_Written instruction_
From the listing below, copy every line with the word "this".

··· Records to use ···

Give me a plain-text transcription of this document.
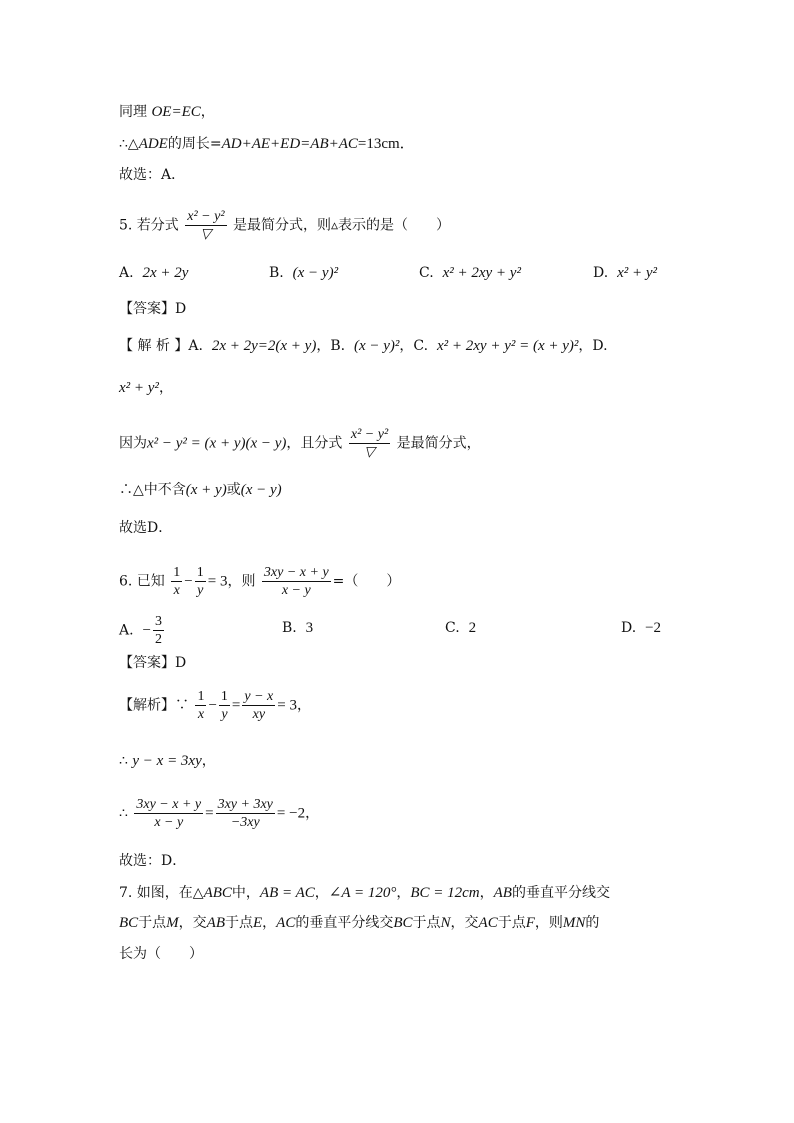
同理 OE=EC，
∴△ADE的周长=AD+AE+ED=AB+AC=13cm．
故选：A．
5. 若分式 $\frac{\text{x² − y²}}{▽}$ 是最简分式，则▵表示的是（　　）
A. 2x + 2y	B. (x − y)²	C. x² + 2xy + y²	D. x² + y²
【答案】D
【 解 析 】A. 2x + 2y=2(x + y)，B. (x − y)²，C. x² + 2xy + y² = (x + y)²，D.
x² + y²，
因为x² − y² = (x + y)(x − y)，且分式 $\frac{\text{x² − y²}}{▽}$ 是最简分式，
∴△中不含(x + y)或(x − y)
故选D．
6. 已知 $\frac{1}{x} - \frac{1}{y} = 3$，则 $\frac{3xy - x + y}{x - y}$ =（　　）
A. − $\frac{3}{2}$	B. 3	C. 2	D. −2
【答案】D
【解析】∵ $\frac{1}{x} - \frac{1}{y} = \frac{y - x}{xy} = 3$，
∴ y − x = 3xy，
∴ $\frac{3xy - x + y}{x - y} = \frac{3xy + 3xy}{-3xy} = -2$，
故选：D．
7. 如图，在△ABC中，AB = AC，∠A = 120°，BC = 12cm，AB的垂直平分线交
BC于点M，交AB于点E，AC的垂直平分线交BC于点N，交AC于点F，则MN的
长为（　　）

···
··· Records to use ···

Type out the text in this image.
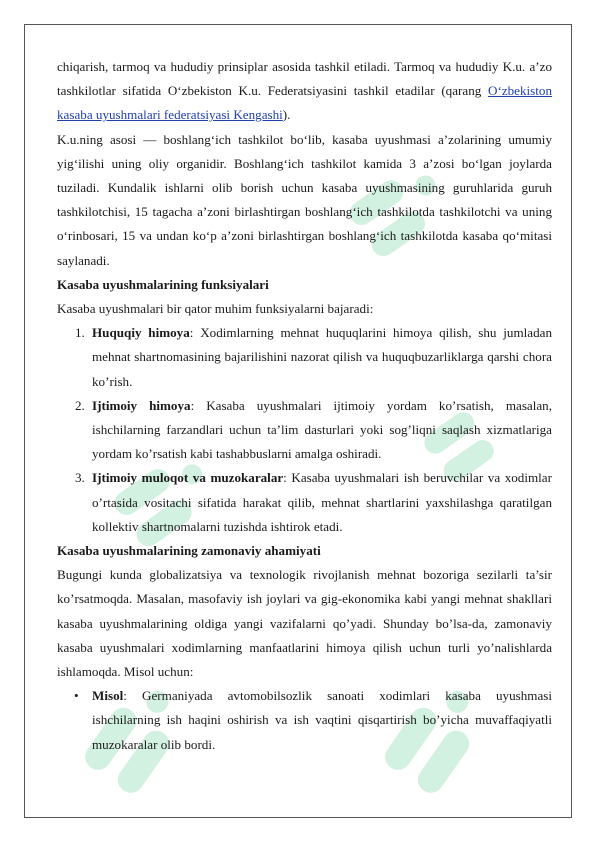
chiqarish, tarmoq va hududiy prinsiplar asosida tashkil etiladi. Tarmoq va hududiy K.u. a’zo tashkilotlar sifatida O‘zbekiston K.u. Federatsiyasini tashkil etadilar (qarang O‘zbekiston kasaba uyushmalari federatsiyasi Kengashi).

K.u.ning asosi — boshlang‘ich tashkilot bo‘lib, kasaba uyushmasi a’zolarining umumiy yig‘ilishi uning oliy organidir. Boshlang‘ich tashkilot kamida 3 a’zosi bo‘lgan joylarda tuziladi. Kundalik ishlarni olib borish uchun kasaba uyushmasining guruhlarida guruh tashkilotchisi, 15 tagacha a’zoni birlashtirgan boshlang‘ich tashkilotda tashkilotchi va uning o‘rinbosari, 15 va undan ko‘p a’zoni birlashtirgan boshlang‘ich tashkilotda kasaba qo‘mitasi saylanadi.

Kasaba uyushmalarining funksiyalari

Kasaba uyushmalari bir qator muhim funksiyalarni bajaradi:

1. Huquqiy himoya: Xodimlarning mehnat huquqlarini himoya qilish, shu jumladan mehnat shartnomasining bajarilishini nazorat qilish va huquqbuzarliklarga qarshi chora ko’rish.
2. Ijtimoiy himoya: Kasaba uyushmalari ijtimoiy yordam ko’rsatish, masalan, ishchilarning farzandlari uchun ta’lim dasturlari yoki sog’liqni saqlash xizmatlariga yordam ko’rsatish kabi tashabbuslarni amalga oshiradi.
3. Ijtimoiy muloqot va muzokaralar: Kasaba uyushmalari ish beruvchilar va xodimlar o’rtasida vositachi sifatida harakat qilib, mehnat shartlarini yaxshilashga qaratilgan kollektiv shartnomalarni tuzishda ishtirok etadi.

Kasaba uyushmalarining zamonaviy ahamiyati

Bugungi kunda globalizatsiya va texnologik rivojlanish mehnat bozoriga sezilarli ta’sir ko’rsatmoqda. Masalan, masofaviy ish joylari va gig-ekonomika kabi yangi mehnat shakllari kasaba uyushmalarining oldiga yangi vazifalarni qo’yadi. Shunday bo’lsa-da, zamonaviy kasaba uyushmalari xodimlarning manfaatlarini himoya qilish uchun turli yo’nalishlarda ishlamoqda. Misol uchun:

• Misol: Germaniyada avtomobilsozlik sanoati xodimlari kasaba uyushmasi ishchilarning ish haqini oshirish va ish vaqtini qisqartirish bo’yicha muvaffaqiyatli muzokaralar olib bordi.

···
··· Records to use ···

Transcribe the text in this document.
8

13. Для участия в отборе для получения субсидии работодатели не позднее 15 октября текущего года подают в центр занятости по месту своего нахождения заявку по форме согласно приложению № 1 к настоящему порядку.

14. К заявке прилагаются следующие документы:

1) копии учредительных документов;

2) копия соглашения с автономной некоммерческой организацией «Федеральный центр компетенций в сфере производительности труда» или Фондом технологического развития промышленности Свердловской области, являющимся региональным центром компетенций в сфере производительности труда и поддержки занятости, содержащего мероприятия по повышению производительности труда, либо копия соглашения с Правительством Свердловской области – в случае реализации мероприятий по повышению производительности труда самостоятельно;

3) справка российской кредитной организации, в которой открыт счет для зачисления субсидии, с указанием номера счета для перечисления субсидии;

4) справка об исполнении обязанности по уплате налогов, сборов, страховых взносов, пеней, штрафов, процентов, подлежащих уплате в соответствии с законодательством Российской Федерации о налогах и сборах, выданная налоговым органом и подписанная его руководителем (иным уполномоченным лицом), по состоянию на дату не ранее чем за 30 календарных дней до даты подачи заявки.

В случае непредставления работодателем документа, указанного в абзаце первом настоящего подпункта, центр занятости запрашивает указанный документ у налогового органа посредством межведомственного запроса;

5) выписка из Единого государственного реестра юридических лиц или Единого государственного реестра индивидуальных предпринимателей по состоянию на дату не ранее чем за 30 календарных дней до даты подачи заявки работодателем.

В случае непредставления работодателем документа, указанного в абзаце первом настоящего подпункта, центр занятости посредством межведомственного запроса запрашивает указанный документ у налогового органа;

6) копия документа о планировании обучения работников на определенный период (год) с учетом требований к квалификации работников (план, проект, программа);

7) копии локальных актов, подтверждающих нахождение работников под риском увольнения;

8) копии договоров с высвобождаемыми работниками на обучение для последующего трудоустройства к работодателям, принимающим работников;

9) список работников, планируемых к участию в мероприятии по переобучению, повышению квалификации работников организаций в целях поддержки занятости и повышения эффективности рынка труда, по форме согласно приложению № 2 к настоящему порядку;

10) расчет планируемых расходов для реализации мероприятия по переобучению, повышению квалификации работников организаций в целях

···

_Exercise solution_
Give me a plain-text transcription of this document.
Type out the text in this image.
Transcribe the text in this document.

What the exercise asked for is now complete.